[Data entries for graphics]
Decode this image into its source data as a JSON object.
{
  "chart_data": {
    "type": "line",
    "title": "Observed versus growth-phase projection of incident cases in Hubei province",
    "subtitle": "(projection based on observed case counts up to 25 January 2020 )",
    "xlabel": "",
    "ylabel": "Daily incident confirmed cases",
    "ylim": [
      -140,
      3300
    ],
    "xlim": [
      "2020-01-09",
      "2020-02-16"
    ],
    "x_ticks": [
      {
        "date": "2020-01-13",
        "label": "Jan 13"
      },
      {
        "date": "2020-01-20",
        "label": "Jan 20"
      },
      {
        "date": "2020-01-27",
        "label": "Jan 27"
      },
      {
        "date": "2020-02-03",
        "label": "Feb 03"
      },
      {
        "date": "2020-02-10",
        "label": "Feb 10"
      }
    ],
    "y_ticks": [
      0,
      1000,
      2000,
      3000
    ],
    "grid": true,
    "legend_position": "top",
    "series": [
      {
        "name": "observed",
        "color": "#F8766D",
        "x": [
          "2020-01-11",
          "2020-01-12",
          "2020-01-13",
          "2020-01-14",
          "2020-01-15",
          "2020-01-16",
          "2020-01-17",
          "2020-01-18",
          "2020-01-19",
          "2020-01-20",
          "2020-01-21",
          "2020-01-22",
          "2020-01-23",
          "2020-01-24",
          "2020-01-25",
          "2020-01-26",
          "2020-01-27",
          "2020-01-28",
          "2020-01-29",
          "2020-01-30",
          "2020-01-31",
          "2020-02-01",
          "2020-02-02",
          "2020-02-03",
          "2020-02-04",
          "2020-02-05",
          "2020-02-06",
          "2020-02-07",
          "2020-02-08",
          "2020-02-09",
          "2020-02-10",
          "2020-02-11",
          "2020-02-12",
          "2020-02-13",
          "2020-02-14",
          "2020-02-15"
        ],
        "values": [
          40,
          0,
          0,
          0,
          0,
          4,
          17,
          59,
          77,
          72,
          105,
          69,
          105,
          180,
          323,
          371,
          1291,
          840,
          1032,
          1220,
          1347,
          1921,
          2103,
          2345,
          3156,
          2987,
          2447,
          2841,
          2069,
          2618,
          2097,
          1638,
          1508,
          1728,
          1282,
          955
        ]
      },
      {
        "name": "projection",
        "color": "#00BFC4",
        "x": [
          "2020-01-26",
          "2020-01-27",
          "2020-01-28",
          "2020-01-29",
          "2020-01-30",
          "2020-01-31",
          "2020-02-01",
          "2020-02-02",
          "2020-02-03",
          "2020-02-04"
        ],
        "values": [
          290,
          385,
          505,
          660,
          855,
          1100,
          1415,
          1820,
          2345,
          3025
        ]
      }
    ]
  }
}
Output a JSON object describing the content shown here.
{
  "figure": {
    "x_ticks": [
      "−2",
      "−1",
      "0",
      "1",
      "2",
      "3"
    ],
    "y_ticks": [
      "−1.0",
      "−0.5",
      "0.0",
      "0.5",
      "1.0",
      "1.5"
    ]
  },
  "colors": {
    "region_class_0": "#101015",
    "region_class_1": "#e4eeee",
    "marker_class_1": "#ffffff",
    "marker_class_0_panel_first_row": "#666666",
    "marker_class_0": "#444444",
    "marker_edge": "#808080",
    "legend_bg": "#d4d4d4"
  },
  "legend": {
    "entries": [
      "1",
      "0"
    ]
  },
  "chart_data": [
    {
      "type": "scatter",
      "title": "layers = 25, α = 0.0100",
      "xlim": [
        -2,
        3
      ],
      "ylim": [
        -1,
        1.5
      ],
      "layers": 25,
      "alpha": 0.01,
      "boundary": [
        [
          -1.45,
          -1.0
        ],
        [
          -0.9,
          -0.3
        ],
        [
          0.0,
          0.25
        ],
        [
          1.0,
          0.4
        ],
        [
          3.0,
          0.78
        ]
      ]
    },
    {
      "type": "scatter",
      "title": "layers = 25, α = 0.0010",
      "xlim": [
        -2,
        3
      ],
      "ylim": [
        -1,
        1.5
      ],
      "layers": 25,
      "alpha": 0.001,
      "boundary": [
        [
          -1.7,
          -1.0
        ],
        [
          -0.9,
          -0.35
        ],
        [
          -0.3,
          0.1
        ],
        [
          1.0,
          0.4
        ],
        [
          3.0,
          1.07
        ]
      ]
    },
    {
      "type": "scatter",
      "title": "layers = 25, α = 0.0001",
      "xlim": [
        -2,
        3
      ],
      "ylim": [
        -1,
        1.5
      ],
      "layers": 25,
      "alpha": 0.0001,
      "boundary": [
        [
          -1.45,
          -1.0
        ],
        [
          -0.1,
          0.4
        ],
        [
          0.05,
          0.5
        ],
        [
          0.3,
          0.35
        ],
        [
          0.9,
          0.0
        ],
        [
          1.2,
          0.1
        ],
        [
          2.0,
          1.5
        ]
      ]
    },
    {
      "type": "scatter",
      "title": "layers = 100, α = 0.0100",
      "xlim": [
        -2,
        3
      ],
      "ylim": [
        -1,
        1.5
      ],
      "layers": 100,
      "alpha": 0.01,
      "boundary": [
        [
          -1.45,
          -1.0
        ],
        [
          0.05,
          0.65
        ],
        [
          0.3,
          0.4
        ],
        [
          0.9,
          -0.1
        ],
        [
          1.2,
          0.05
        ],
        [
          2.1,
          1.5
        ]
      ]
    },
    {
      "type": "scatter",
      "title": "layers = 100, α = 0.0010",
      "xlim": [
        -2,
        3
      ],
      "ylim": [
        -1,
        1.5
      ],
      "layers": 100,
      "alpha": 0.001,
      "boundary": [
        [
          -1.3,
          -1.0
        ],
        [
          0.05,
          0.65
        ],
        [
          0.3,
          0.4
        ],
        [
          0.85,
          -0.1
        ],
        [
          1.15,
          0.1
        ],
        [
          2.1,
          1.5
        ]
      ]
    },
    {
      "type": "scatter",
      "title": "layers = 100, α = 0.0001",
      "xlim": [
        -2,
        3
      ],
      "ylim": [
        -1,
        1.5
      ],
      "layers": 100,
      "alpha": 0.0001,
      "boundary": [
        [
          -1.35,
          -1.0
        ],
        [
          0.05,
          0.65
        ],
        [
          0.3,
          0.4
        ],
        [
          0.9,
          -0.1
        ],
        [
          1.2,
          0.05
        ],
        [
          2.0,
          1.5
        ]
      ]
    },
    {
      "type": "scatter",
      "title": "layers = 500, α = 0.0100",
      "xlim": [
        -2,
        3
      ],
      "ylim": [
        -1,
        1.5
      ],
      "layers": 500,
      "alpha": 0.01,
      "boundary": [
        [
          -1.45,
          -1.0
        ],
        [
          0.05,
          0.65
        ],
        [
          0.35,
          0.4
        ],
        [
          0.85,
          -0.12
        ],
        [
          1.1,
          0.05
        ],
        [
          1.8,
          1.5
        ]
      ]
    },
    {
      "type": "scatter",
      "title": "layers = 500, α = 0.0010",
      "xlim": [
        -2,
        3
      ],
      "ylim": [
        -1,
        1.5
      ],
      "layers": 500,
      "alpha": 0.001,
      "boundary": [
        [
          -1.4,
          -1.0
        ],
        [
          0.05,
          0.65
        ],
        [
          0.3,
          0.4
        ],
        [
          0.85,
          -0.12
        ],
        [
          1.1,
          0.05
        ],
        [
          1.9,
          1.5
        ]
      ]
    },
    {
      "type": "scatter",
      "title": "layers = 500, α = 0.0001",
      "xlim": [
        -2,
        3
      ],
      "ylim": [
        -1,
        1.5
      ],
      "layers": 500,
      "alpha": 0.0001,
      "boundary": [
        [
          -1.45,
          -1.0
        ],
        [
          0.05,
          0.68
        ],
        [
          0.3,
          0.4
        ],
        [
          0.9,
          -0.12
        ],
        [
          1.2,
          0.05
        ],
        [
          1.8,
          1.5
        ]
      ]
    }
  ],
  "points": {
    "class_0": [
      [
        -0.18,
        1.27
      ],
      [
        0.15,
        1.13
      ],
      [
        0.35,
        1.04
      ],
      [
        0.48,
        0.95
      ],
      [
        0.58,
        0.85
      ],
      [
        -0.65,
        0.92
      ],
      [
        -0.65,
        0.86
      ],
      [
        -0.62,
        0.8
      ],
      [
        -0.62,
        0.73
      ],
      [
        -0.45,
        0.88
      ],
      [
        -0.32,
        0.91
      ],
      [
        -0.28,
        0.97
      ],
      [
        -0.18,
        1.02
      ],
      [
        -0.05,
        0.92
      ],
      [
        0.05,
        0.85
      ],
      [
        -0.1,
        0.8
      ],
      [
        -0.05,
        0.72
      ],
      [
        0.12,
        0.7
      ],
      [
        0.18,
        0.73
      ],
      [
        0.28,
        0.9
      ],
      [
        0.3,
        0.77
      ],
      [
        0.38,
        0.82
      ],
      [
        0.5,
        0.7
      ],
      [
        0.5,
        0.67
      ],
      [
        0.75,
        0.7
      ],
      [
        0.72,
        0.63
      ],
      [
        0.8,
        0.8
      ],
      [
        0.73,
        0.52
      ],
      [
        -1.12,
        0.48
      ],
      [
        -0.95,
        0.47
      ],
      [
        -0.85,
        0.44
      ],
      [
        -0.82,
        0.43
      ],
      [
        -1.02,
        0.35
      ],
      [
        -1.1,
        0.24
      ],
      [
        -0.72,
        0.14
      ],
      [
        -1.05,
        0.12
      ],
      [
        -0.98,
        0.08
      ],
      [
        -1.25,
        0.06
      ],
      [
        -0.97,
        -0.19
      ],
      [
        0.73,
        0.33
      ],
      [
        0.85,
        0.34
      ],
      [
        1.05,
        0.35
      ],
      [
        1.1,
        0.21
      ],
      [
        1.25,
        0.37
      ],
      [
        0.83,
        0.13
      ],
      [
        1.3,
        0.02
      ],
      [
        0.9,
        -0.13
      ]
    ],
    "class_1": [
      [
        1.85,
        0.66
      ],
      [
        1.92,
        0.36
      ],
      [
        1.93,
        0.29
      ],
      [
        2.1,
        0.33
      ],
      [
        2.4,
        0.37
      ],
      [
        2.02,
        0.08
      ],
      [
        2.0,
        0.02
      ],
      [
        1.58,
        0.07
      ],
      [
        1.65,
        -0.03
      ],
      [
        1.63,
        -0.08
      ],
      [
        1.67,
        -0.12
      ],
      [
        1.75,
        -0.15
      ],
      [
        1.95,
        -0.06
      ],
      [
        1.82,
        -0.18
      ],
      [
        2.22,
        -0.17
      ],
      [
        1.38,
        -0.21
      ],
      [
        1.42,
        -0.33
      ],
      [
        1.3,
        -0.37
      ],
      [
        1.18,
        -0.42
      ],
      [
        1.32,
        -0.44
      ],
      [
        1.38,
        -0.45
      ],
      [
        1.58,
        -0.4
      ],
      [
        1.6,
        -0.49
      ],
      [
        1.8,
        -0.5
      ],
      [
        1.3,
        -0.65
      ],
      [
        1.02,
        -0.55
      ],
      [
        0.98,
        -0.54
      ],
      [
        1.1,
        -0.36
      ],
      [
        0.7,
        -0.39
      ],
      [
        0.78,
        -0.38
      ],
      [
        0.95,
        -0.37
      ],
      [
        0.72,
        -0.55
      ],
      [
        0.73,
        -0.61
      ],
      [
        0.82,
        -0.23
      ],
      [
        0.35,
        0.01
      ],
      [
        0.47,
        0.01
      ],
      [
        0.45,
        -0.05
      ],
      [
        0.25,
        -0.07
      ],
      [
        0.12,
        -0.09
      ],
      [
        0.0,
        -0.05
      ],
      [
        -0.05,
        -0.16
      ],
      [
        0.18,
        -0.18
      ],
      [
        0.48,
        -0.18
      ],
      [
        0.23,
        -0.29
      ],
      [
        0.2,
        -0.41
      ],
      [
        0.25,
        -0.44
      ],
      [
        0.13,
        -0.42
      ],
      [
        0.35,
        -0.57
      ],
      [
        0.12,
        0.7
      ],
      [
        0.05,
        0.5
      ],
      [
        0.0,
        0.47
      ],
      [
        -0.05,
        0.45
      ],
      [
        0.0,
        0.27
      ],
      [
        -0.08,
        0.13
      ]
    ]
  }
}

Aim of the exercise:
From the data above, gather every line that includes the word "JSON".

Written response:
Decode this image into its source data as a JSON object.
Output a JSON object describing the content shown here.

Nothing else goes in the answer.